What follows is a set of entries. Repeat them exactly, but not their pictures.

[begin Given records]

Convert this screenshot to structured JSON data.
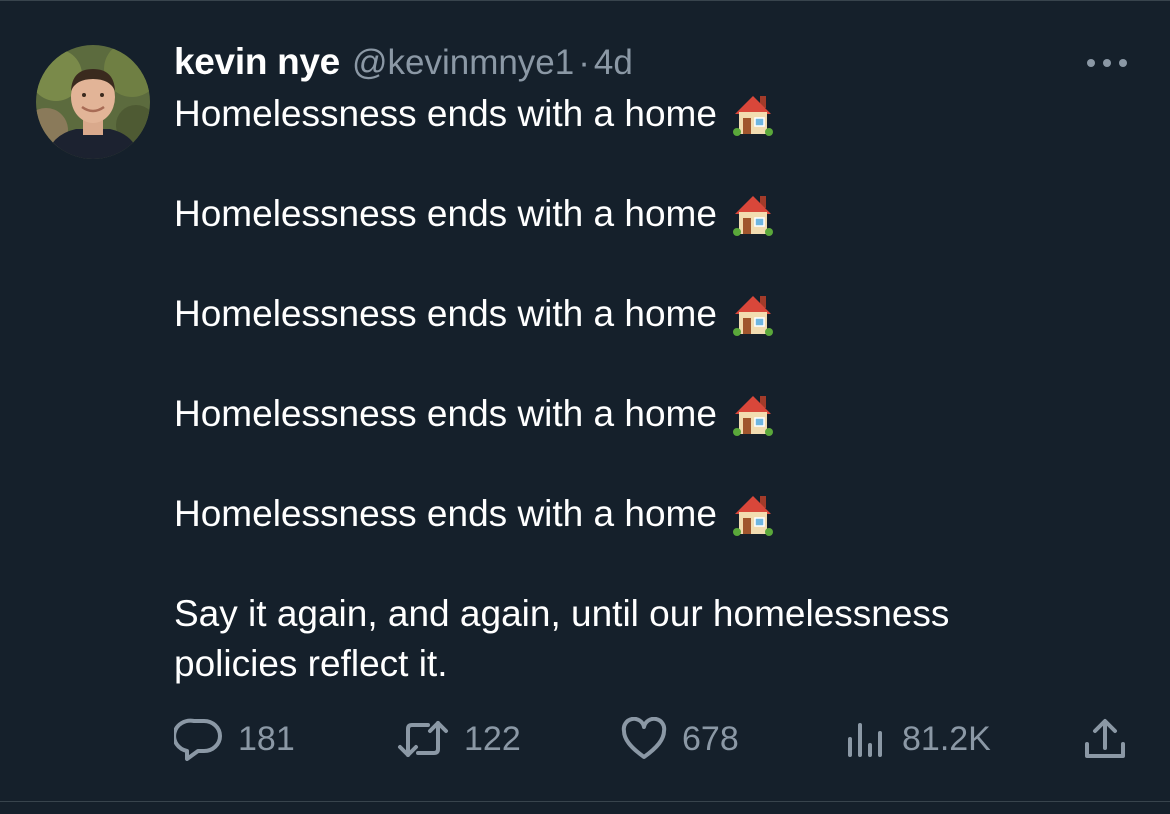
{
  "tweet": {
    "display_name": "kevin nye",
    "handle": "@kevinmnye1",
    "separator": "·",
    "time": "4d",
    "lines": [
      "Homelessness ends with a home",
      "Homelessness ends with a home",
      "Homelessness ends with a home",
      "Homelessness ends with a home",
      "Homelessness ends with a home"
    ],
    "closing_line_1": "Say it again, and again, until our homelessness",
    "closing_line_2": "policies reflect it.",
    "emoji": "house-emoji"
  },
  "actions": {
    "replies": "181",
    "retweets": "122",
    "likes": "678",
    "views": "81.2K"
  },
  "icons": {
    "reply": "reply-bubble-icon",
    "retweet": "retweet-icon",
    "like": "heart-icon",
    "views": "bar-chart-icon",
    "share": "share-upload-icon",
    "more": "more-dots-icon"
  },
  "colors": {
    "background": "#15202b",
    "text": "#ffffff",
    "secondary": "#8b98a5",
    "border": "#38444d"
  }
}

[end Given records]

*Response:*
Convert this screenshot to structured JSON data.
{
  "tweet": {
    "display_name": "kevin nye",
    "handle": "@kevinmnye1",
    "separator": "·",
    "time": "4d",
    "lines": [
      "Homelessness ends with a home",
      "Homelessness ends with a home",
      "Homelessness ends with a home",
      "Homelessness ends with a home",
      "Homelessness ends with a home"
    ],
    "closing_line_1": "Say it again, and again, until our homelessness",
    "closing_line_2": "policies reflect it.",
    "emoji": "house-emoji"
  },
  "actions": {
    "replies": "181",
    "retweets": "122",
    "likes": "678",
    "views": "81.2K"
  },
  "icons": {
    "reply": "reply-bubble-icon",
    "retweet": "retweet-icon",
    "like": "heart-icon",
    "views": "bar-chart-icon",
    "share": "share-upload-icon",
    "more": "more-dots-icon"
  },
  "colors": {
    "background": "#15202b",
    "text": "#ffffff",
    "secondary": "#8b98a5",
    "border": "#38444d"
  }
}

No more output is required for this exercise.